*Extracted records*:
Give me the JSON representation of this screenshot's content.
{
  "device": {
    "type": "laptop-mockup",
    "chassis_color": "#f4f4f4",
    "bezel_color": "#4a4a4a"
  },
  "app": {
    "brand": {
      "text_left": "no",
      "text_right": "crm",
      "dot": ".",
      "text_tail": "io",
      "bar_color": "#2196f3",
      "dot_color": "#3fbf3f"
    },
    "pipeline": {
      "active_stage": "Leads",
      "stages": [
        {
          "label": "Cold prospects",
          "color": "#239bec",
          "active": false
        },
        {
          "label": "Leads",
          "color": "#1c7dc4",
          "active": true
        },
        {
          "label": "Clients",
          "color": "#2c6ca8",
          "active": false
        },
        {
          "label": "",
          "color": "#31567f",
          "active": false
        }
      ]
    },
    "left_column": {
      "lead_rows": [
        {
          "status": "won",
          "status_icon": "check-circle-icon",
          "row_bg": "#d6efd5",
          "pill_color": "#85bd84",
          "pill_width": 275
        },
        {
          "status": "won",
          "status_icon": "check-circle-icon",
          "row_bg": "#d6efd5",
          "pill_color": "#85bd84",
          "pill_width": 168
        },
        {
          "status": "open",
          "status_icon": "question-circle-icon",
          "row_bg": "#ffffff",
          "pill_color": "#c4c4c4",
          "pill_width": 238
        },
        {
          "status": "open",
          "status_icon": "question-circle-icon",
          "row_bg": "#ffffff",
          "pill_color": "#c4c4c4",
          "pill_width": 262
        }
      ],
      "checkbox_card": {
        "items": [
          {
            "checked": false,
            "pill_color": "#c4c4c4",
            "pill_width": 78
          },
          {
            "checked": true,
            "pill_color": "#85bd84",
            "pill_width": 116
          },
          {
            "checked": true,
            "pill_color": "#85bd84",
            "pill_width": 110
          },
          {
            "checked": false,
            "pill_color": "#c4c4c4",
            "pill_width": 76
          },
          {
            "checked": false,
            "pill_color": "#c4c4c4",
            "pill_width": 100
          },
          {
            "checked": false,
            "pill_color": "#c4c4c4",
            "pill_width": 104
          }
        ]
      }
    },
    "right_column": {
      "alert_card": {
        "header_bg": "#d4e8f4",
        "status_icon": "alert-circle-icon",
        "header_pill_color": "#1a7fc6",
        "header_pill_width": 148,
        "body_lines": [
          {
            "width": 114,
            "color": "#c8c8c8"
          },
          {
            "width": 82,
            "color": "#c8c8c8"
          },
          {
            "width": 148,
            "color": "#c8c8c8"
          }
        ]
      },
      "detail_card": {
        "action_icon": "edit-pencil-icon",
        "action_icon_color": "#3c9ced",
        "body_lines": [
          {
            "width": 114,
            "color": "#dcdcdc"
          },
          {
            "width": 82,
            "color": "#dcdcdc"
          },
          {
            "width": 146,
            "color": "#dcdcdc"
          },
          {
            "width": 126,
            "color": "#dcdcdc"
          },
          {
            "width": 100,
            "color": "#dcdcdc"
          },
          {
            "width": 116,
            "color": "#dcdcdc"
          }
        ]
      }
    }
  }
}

*Exercise aim*:
Every record above must be duplicated exactly.

*Reply to the exercise*:
Give me the JSON representation of this screenshot's content.
{
  "device": {
    "type": "laptop-mockup",
    "chassis_color": "#f4f4f4",
    "bezel_color": "#4a4a4a"
  },
  "app": {
    "brand": {
      "text_left": "no",
      "text_right": "crm",
      "dot": ".",
      "text_tail": "io",
      "bar_color": "#2196f3",
      "dot_color": "#3fbf3f"
    },
    "pipeline": {
      "active_stage": "Leads",
      "stages": [
        {
          "label": "Cold prospects",
          "color": "#239bec",
          "active": false
        },
        {
          "label": "Leads",
          "color": "#1c7dc4",
          "active": true
        },
        {
          "label": "Clients",
          "color": "#2c6ca8",
          "active": false
        },
        {
          "label": "",
          "color": "#31567f",
          "active": false
        }
      ]
    },
    "left_column": {
      "lead_rows": [
        {
          "status": "won",
          "status_icon": "check-circle-icon",
          "row_bg": "#d6efd5",
          "pill_color": "#85bd84",
          "pill_width": 275
        },
        {
          "status": "won",
          "status_icon": "check-circle-icon",
          "row_bg": "#d6efd5",
          "pill_color": "#85bd84",
          "pill_width": 168
        },
        {
          "status": "open",
          "status_icon": "question-circle-icon",
          "row_bg": "#ffffff",
          "pill_color": "#c4c4c4",
          "pill_width": 238
        },
        {
          "status": "open",
          "status_icon": "question-circle-icon",
          "row_bg": "#ffffff",
          "pill_color": "#c4c4c4",
          "pill_width": 262
        }
      ],
      "checkbox_card": {
        "items": [
          {
            "checked": false,
            "pill_color": "#c4c4c4",
            "pill_width": 78
          },
          {
            "checked": true,
            "pill_color": "#85bd84",
            "pill_width": 116
          },
          {
            "checked": true,
            "pill_color": "#85bd84",
            "pill_width": 110
          },
          {
            "checked": false,
            "pill_color": "#c4c4c4",
            "pill_width": 76
          },
          {
            "checked": false,
            "pill_color": "#c4c4c4",
            "pill_width": 100
          },
          {
            "checked": false,
            "pill_color": "#c4c4c4",
            "pill_width": 104
          }
        ]
      }
    },
    "right_column": {
      "alert_card": {
        "header_bg": "#d4e8f4",
        "status_icon": "alert-circle-icon",
        "header_pill_color": "#1a7fc6",
        "header_pill_width": 148,
        "body_lines": [
          {
            "width": 114,
            "color": "#c8c8c8"
          },
          {
            "width": 82,
            "color": "#c8c8c8"
          },
          {
            "width": 148,
            "color": "#c8c8c8"
          }
        ]
      },
      "detail_card": {
        "action_icon": "edit-pencil-icon",
        "action_icon_color": "#3c9ced",
        "body_lines": [
          {
            "width": 114,
            "color": "#dcdcdc"
          },
          {
            "width": 82,
            "color": "#dcdcdc"
          },
          {
            "width": 146,
            "color": "#dcdcdc"
          },
          {
            "width": 126,
            "color": "#dcdcdc"
          },
          {
            "width": 100,
            "color": "#dcdcdc"
          },
          {
            "width": 116,
            "color": "#dcdcdc"
          }
        ]
      }
    }
  }
}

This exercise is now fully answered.